| DIRECTIONS FOR THIS TASK |
The data below must be copied in full and without any change.

* START EXTRACTED RECORDS *

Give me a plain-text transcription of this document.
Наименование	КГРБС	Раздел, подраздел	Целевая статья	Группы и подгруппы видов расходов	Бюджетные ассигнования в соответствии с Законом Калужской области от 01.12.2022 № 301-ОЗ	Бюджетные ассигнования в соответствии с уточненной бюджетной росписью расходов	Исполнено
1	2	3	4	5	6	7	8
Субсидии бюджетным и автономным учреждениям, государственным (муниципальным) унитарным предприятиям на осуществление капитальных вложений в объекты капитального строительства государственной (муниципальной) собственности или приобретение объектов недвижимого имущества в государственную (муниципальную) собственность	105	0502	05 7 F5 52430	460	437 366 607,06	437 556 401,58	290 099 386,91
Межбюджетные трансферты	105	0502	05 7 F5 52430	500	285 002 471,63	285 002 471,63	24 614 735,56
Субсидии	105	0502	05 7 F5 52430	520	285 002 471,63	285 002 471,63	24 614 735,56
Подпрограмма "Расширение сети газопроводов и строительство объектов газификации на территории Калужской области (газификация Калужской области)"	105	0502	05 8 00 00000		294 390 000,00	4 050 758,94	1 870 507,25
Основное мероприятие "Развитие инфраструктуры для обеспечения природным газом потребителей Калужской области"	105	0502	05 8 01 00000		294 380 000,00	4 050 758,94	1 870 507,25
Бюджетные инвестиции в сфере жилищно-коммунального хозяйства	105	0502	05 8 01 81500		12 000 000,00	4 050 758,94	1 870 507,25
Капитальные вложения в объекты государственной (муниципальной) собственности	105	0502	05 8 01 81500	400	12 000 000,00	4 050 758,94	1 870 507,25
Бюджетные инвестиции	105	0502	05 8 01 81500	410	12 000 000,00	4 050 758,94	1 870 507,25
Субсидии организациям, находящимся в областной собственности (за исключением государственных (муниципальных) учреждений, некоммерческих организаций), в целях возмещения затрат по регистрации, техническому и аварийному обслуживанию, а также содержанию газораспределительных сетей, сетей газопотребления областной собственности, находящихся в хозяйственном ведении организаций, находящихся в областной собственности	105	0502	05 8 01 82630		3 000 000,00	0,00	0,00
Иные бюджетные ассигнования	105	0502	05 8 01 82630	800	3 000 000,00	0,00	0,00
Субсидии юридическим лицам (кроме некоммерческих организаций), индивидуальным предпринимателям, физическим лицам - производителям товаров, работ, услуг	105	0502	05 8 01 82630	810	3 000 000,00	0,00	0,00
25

* END EXTRACTED RECORDS *

| WRITTEN REPLY |
Give me a plain-text transcription of this document.
Наименование	КГРБС	Раздел, подраздел	Целевая статья	Группы и подгруппы видов расходов	Бюджетные ассигнования в соответствии с Законом Калужской области от 01.12.2022 № 301-ОЗ	Бюджетные ассигнования в соответствии с уточненной бюджетной росписью расходов	Исполнено
1	2	3	4	5	6	7	8
Субсидии бюджетным и автономным учреждениям, государственным (муниципальным) унитарным предприятиям на осуществление капитальных вложений в объекты капитального строительства государственной (муниципальной) собственности или приобретение объектов недвижимого имущества в государственную (муниципальную) собственность	105	0502	05 7 F5 52430	460	437 366 607,06	437 556 401,58	290 099 386,91
Межбюджетные трансферты	105	0502	05 7 F5 52430	500	285 002 471,63	285 002 471,63	24 614 735,56
Субсидии	105	0502	05 7 F5 52430	520	285 002 471,63	285 002 471,63	24 614 735,56
Подпрограмма "Расширение сети газопроводов и строительство объектов газификации на территории Калужской области (газификация Калужской области)"	105	0502	05 8 00 00000		294 390 000,00	4 050 758,94	1 870 507,25
Основное мероприятие "Развитие инфраструктуры для обеспечения природным газом потребителей Калужской области"	105	0502	05 8 01 00000		294 380 000,00	4 050 758,94	1 870 507,25
Бюджетные инвестиции в сфере жилищно-коммунального хозяйства	105	0502	05 8 01 81500		12 000 000,00	4 050 758,94	1 870 507,25
Капитальные вложения в объекты государственной (муниципальной) собственности	105	0502	05 8 01 81500	400	12 000 000,00	4 050 758,94	1 870 507,25
Бюджетные инвестиции	105	0502	05 8 01 81500	410	12 000 000,00	4 050 758,94	1 870 507,25
Субсидии организациям, находящимся в областной собственности (за исключением государственных (муниципальных) учреждений, некоммерческих организаций), в целях возмещения затрат по регистрации, техническому и аварийному обслуживанию, а также содержанию газораспределительных сетей, сетей газопотребления областной собственности, находящихся в хозяйственном ведении организаций, находящихся в областной собственности	105	0502	05 8 01 82630		3 000 000,00	0,00	0,00
Иные бюджетные ассигнования	105	0502	05 8 01 82630	800	3 000 000,00	0,00	0,00
Субсидии юридическим лицам (кроме некоммерческих организаций), индивидуальным предпринимателям, физическим лицам - производителям товаров, работ, услуг	105	0502	05 8 01 82630	810	3 000 000,00	0,00	0,00
25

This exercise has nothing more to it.